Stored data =
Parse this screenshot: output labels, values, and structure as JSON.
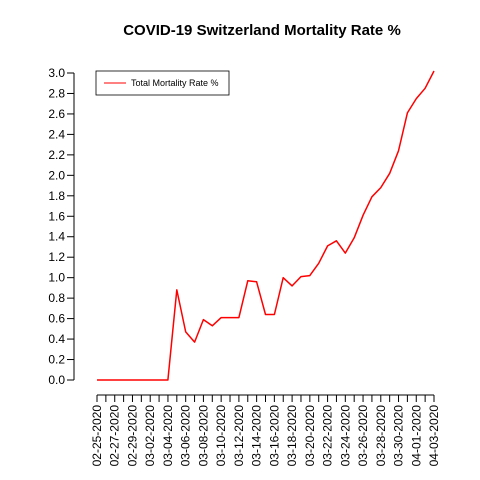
{
  "chart_data": {
    "type": "line",
    "title": "COVID-19 Switzerland Mortality Rate %",
    "xlabel": "",
    "ylabel": "",
    "ylim": [
      0.0,
      3.0
    ],
    "yticks": [
      "0.0",
      "0.2",
      "0.4",
      "0.6",
      "0.8",
      "1.0",
      "1.2",
      "1.4",
      "1.6",
      "1.8",
      "2.0",
      "2.2",
      "2.4",
      "2.6",
      "2.8",
      "3.0"
    ],
    "xticks": [
      "02-25-2020",
      "02-27-2020",
      "02-29-2020",
      "03-02-2020",
      "03-04-2020",
      "03-06-2020",
      "03-08-2020",
      "03-10-2020",
      "03-12-2020",
      "03-14-2020",
      "03-16-2020",
      "03-18-2020",
      "03-20-2020",
      "03-22-2020",
      "03-24-2020",
      "03-26-2020",
      "03-28-2020",
      "03-30-2020",
      "04-01-2020",
      "04-03-2020"
    ],
    "legend_position": "top-left",
    "grid": false,
    "series": [
      {
        "name": "Total Mortality Rate %",
        "color": "#ff0000",
        "x": [
          "02-25-2020",
          "02-26-2020",
          "02-27-2020",
          "02-28-2020",
          "02-29-2020",
          "03-01-2020",
          "03-02-2020",
          "03-03-2020",
          "03-04-2020",
          "03-05-2020",
          "03-06-2020",
          "03-07-2020",
          "03-08-2020",
          "03-09-2020",
          "03-10-2020",
          "03-11-2020",
          "03-12-2020",
          "03-13-2020",
          "03-14-2020",
          "03-15-2020",
          "03-16-2020",
          "03-17-2020",
          "03-18-2020",
          "03-19-2020",
          "03-20-2020",
          "03-21-2020",
          "03-22-2020",
          "03-23-2020",
          "03-24-2020",
          "03-25-2020",
          "03-26-2020",
          "03-27-2020",
          "03-28-2020",
          "03-29-2020",
          "03-30-2020",
          "03-31-2020",
          "04-01-2020",
          "04-02-2020",
          "04-03-2020"
        ],
        "values": [
          0.0,
          0.0,
          0.0,
          0.0,
          0.0,
          0.0,
          0.0,
          0.0,
          0.0,
          0.88,
          0.47,
          0.37,
          0.59,
          0.53,
          0.61,
          0.61,
          0.61,
          0.97,
          0.96,
          0.64,
          0.64,
          1.0,
          0.92,
          1.01,
          1.02,
          1.14,
          1.31,
          1.36,
          1.24,
          1.39,
          1.61,
          1.79,
          1.88,
          2.02,
          2.24,
          2.61,
          2.75,
          2.85,
          3.02
        ]
      }
    ]
  }
}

Instructions to follow = Give the data again exactly as written, with all pictures left out.

Result for this task =
Parse this screenshot: output labels, values, and structure as JSON.
{
  "chart_data": {
    "type": "line",
    "title": "COVID-19 Switzerland Mortality Rate %",
    "xlabel": "",
    "ylabel": "",
    "ylim": [
      0.0,
      3.0
    ],
    "yticks": [
      "0.0",
      "0.2",
      "0.4",
      "0.6",
      "0.8",
      "1.0",
      "1.2",
      "1.4",
      "1.6",
      "1.8",
      "2.0",
      "2.2",
      "2.4",
      "2.6",
      "2.8",
      "3.0"
    ],
    "xticks": [
      "02-25-2020",
      "02-27-2020",
      "02-29-2020",
      "03-02-2020",
      "03-04-2020",
      "03-06-2020",
      "03-08-2020",
      "03-10-2020",
      "03-12-2020",
      "03-14-2020",
      "03-16-2020",
      "03-18-2020",
      "03-20-2020",
      "03-22-2020",
      "03-24-2020",
      "03-26-2020",
      "03-28-2020",
      "03-30-2020",
      "04-01-2020",
      "04-03-2020"
    ],
    "legend_position": "top-left",
    "grid": false,
    "series": [
      {
        "name": "Total Mortality Rate %",
        "color": "#ff0000",
        "x": [
          "02-25-2020",
          "02-26-2020",
          "02-27-2020",
          "02-28-2020",
          "02-29-2020",
          "03-01-2020",
          "03-02-2020",
          "03-03-2020",
          "03-04-2020",
          "03-05-2020",
          "03-06-2020",
          "03-07-2020",
          "03-08-2020",
          "03-09-2020",
          "03-10-2020",
          "03-11-2020",
          "03-12-2020",
          "03-13-2020",
          "03-14-2020",
          "03-15-2020",
          "03-16-2020",
          "03-17-2020",
          "03-18-2020",
          "03-19-2020",
          "03-20-2020",
          "03-21-2020",
          "03-22-2020",
          "03-23-2020",
          "03-24-2020",
          "03-25-2020",
          "03-26-2020",
          "03-27-2020",
          "03-28-2020",
          "03-29-2020",
          "03-30-2020",
          "03-31-2020",
          "04-01-2020",
          "04-02-2020",
          "04-03-2020"
        ],
        "values": [
          0.0,
          0.0,
          0.0,
          0.0,
          0.0,
          0.0,
          0.0,
          0.0,
          0.0,
          0.88,
          0.47,
          0.37,
          0.59,
          0.53,
          0.61,
          0.61,
          0.61,
          0.97,
          0.96,
          0.64,
          0.64,
          1.0,
          0.92,
          1.01,
          1.02,
          1.14,
          1.31,
          1.36,
          1.24,
          1.39,
          1.61,
          1.79,
          1.88,
          2.02,
          2.24,
          2.61,
          2.75,
          2.85,
          3.02
        ]
      }
    ]
  }
}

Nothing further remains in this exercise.